-------- EXERCISE INPUTS
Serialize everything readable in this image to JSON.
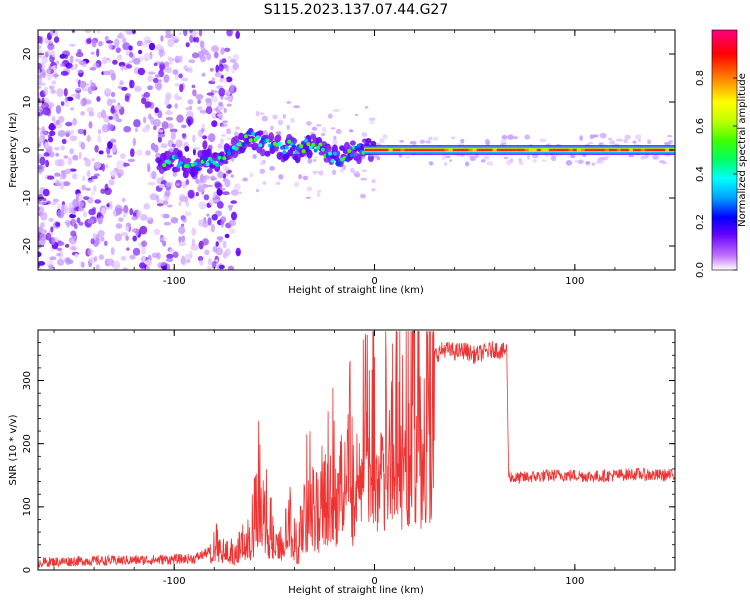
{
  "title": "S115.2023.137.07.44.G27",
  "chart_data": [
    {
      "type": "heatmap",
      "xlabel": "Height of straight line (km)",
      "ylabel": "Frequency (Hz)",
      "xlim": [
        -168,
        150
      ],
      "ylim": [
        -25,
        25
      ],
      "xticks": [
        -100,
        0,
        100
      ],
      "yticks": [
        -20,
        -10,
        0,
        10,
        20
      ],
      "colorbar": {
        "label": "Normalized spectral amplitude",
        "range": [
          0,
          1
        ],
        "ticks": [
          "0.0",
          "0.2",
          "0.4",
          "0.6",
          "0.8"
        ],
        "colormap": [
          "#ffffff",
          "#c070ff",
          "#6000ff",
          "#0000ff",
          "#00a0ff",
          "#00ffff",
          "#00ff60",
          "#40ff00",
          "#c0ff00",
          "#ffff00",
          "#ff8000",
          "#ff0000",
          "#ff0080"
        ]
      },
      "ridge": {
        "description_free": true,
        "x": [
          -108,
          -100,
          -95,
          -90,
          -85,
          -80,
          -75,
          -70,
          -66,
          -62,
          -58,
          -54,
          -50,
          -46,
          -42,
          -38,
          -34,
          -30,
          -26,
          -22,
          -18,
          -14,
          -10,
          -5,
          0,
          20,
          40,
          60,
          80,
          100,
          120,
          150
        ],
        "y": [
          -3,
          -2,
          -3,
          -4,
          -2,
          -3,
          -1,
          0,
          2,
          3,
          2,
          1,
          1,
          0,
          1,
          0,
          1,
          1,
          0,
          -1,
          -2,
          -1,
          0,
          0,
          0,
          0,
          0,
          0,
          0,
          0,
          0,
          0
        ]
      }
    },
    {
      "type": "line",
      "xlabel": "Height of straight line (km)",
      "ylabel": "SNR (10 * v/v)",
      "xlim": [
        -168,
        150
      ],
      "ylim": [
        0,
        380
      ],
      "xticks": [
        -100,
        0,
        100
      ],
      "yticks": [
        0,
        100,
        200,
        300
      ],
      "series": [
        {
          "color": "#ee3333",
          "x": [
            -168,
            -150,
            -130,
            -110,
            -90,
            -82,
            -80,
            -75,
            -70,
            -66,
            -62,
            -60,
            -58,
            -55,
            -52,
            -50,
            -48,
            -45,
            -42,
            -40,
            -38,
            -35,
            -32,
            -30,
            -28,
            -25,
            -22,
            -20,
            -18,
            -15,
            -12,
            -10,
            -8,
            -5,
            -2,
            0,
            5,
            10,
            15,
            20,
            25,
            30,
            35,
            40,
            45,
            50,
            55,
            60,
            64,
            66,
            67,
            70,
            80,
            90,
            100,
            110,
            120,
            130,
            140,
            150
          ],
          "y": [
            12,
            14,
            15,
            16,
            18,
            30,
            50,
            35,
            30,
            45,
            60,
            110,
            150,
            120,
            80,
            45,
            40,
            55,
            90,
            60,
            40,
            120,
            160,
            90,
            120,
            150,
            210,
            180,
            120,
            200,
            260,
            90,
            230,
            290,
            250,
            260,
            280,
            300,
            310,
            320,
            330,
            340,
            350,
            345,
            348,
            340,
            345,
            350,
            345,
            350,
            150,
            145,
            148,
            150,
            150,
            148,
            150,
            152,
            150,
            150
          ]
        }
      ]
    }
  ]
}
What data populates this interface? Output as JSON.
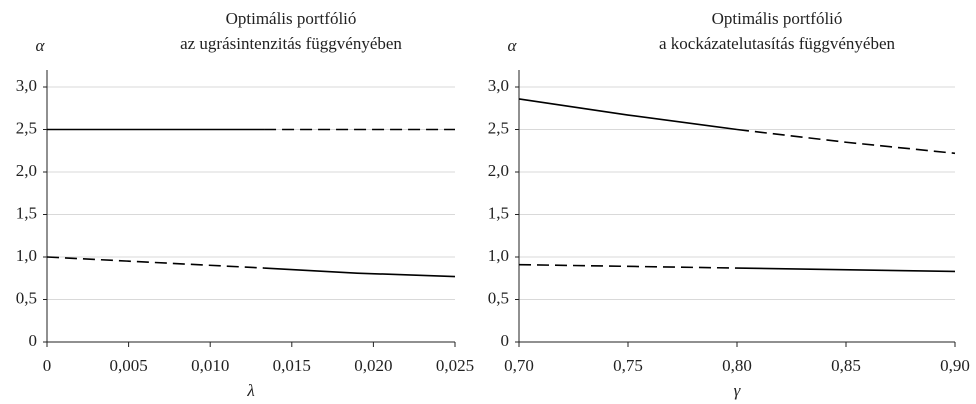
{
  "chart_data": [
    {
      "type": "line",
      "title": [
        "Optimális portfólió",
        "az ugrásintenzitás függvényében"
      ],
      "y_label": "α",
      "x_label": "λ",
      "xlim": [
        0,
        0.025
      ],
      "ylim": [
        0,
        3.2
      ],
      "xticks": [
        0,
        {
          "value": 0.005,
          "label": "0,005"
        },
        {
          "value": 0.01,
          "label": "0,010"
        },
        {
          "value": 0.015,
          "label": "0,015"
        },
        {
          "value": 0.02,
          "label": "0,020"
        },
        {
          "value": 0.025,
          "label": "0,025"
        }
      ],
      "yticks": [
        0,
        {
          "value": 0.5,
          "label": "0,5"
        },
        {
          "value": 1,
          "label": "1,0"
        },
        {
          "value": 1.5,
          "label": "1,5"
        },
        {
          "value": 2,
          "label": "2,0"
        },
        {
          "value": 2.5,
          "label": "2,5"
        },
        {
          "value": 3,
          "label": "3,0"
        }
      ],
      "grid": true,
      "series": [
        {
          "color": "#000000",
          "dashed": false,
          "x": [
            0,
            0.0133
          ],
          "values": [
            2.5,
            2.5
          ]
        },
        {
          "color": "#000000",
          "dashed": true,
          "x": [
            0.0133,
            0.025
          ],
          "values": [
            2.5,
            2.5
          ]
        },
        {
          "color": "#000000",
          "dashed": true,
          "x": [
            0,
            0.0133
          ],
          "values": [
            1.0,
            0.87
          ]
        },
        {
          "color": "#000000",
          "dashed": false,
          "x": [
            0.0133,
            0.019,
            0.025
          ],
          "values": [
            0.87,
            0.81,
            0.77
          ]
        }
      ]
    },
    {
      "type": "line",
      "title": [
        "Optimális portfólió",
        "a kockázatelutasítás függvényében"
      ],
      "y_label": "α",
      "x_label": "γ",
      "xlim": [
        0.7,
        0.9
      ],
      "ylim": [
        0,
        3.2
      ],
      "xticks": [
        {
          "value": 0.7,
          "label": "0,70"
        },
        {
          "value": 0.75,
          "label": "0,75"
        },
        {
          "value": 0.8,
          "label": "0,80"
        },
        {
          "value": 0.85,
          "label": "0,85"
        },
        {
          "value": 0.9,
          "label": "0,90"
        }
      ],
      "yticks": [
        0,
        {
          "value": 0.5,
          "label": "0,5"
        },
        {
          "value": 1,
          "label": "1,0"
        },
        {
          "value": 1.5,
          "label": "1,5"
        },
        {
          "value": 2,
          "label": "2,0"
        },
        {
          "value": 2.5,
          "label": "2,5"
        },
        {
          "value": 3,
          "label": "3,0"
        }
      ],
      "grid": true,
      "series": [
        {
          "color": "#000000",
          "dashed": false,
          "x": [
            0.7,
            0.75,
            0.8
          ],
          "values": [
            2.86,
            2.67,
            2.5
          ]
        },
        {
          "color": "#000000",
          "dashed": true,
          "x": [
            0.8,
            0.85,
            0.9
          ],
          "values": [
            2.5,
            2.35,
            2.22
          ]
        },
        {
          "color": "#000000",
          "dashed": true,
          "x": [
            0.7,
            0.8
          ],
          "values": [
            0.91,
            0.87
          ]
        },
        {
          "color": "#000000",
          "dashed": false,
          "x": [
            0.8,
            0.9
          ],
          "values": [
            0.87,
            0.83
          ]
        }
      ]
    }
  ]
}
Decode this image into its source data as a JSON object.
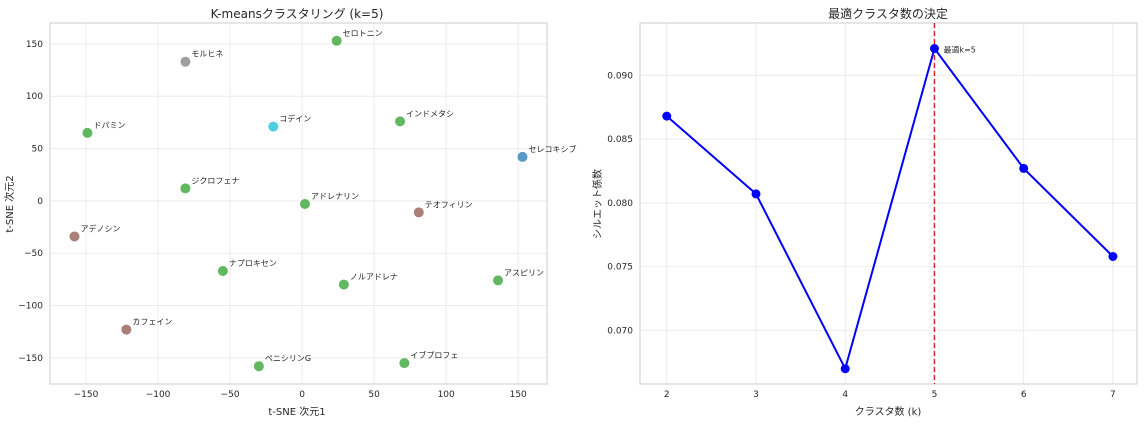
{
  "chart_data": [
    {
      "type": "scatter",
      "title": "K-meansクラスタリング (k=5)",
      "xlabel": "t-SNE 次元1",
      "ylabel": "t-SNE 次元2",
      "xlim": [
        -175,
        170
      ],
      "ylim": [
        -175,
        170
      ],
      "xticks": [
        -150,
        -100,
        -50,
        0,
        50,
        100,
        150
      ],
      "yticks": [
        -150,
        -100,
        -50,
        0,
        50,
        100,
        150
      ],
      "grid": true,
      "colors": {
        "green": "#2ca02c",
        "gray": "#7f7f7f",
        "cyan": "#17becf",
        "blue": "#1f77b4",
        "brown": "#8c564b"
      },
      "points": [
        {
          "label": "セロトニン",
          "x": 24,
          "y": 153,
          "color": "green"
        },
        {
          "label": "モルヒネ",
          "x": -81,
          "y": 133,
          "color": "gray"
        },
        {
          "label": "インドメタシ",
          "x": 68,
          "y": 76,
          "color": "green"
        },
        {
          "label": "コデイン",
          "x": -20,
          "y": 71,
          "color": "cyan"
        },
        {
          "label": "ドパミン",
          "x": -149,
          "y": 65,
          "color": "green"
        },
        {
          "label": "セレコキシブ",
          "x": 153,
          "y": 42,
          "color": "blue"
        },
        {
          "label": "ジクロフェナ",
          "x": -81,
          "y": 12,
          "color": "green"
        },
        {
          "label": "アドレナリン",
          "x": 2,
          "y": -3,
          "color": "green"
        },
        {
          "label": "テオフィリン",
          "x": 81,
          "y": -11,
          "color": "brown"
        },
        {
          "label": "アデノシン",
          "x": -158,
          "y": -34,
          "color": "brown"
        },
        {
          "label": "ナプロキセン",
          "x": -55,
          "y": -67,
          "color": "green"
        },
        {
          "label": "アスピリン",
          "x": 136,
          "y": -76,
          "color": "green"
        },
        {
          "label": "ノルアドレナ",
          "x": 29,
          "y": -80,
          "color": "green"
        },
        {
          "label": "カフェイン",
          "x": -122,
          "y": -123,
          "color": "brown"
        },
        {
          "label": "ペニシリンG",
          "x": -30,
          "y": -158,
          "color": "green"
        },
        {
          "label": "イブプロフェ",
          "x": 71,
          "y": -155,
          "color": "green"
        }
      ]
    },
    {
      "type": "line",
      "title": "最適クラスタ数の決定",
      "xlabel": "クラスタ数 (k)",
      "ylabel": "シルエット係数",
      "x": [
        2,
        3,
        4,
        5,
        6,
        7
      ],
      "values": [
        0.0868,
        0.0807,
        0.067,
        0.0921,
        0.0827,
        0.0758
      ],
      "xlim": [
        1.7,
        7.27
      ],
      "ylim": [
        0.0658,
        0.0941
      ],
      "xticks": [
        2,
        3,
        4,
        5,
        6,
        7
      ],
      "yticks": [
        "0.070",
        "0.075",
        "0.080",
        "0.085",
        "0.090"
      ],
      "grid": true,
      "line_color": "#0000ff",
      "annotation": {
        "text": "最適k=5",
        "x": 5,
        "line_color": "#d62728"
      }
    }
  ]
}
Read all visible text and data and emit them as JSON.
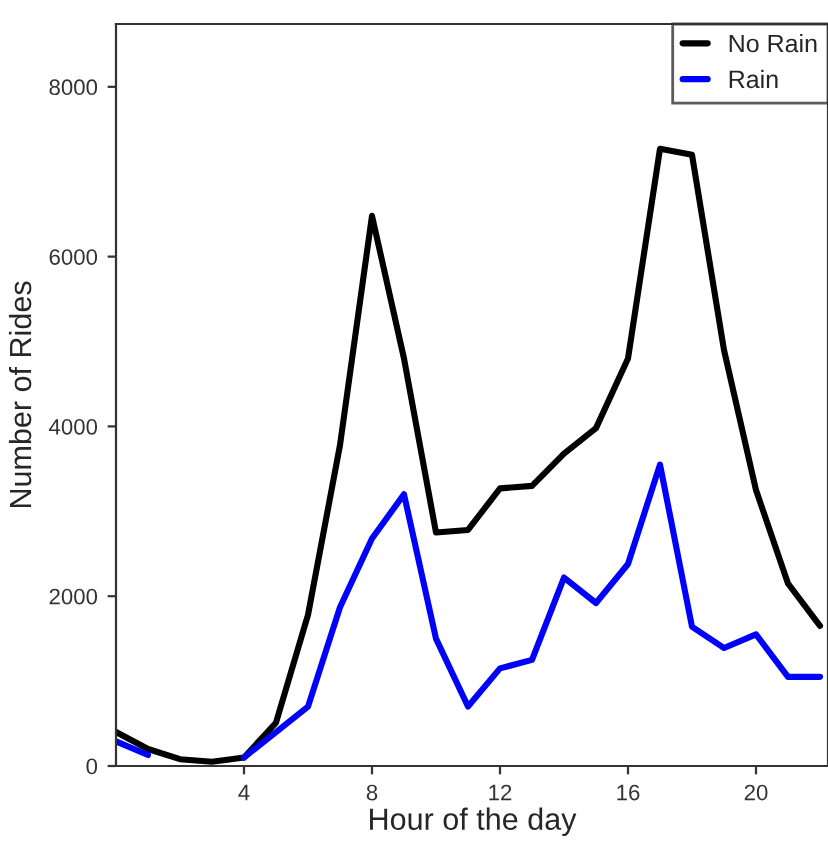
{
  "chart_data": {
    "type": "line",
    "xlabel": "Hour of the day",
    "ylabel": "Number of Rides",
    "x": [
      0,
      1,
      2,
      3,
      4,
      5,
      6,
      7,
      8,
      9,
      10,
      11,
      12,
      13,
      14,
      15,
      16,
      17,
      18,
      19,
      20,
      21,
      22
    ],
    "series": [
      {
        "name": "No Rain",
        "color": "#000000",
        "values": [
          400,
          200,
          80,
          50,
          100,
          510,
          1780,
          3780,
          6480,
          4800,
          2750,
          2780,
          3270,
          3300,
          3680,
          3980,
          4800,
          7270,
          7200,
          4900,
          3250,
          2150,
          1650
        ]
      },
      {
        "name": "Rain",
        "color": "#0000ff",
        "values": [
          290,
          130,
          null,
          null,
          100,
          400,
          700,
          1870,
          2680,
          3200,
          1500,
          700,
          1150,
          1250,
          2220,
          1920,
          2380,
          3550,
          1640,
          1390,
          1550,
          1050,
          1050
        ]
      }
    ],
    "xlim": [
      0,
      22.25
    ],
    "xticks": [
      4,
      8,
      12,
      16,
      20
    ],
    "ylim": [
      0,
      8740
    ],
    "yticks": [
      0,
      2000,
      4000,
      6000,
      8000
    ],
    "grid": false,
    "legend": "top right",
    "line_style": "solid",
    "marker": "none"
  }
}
----------------
▸ **STATED PROBLEM**: How many lines in these records hold the string "image"? Reply with the number alone.

▸ **THE OUTPUT**: 2